● GIVEN ENTRIES:
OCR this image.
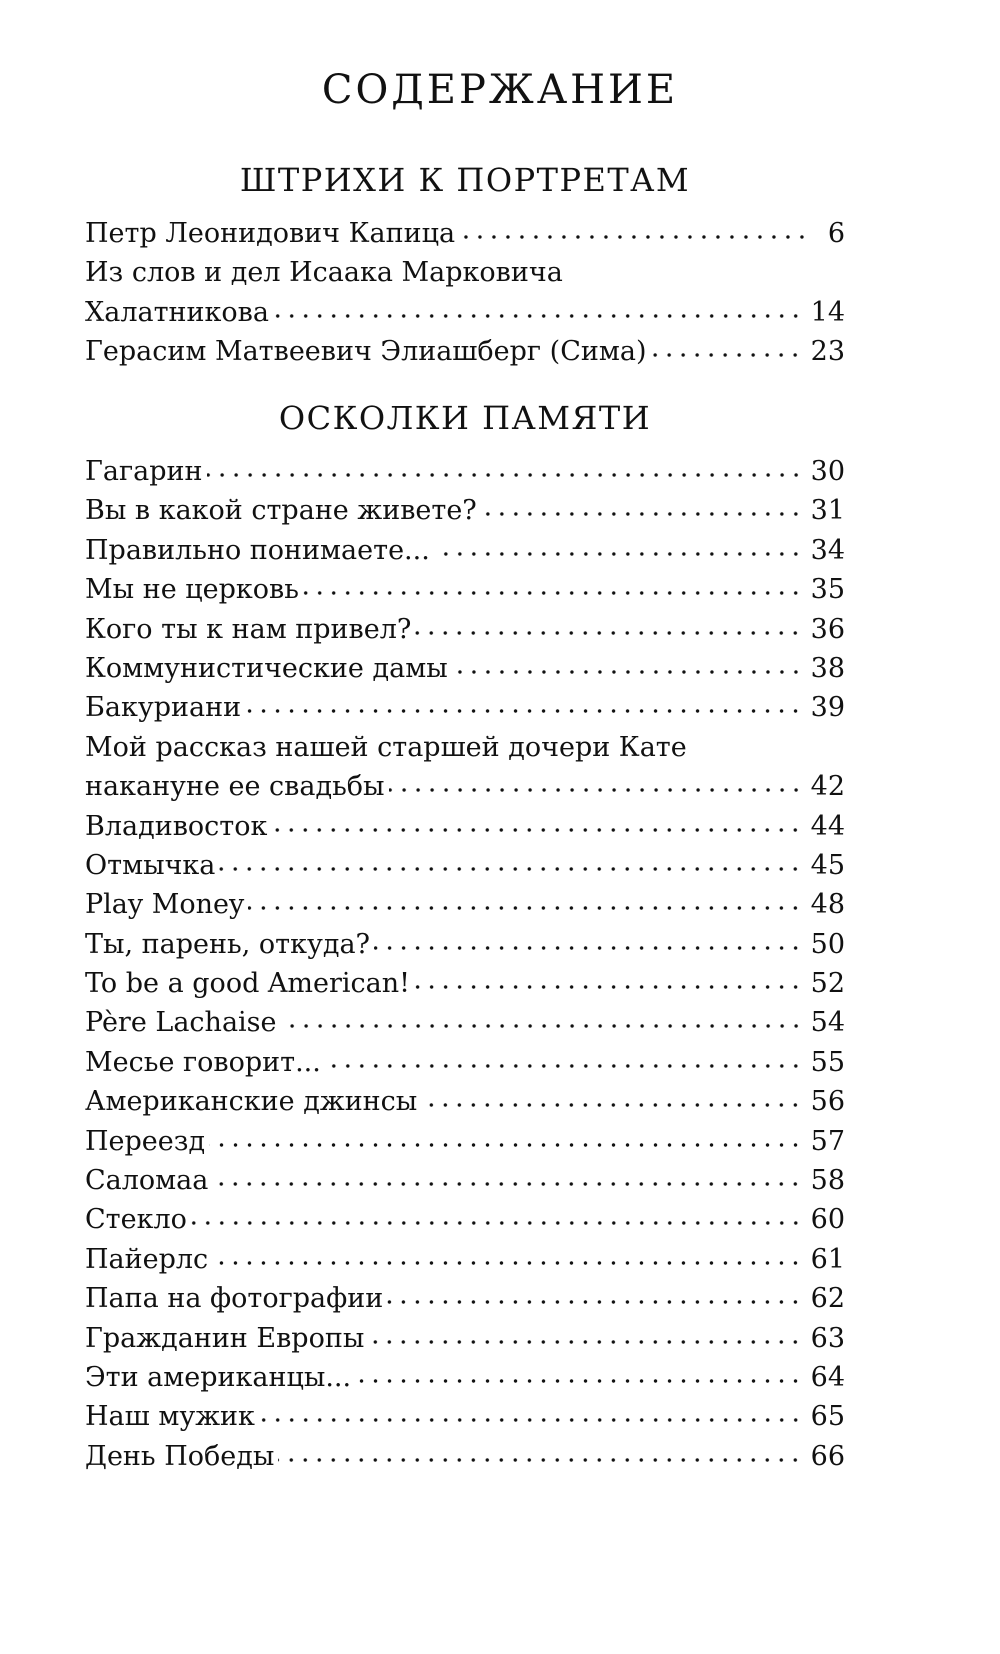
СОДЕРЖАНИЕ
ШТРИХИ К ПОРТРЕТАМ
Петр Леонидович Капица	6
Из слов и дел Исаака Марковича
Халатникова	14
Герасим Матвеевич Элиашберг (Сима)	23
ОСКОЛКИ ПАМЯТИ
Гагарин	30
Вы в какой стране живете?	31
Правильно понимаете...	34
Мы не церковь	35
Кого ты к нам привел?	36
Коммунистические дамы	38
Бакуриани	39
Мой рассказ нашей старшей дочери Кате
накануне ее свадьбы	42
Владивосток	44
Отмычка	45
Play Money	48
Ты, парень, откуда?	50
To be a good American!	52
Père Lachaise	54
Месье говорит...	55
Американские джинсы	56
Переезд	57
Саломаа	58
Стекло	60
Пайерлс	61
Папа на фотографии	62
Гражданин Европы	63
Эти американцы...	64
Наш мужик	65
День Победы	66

● SET TASK:
Output the material word for word, omitting its pictures.

● EXERCISE OUTPUT:
OCR this image.
СОДЕРЖАНИЕ
ШТРИХИ К ПОРТРЕТАМ
Петр Леонидович Капица	6
Из слов и дел Исаака Марковича
Халатникова	14
Герасим Матвеевич Элиашберг (Сима)	23
ОСКОЛКИ ПАМЯТИ
Гагарин	30
Вы в какой стране живете?	31
Правильно понимаете...	34
Мы не церковь	35
Кого ты к нам привел?	36
Коммунистические дамы	38
Бакуриани	39
Мой рассказ нашей старшей дочери Кате
накануне ее свадьбы	42
Владивосток	44
Отмычка	45
Play Money	48
Ты, парень, откуда?	50
To be a good American!	52
Père Lachaise	54
Месье говорит...	55
Американские джинсы	56
Переезд	57
Саломаа	58
Стекло	60
Пайерлс	61
Папа на фотографии	62
Гражданин Европы	63
Эти американцы...	64
Наш мужик	65
День Победы	66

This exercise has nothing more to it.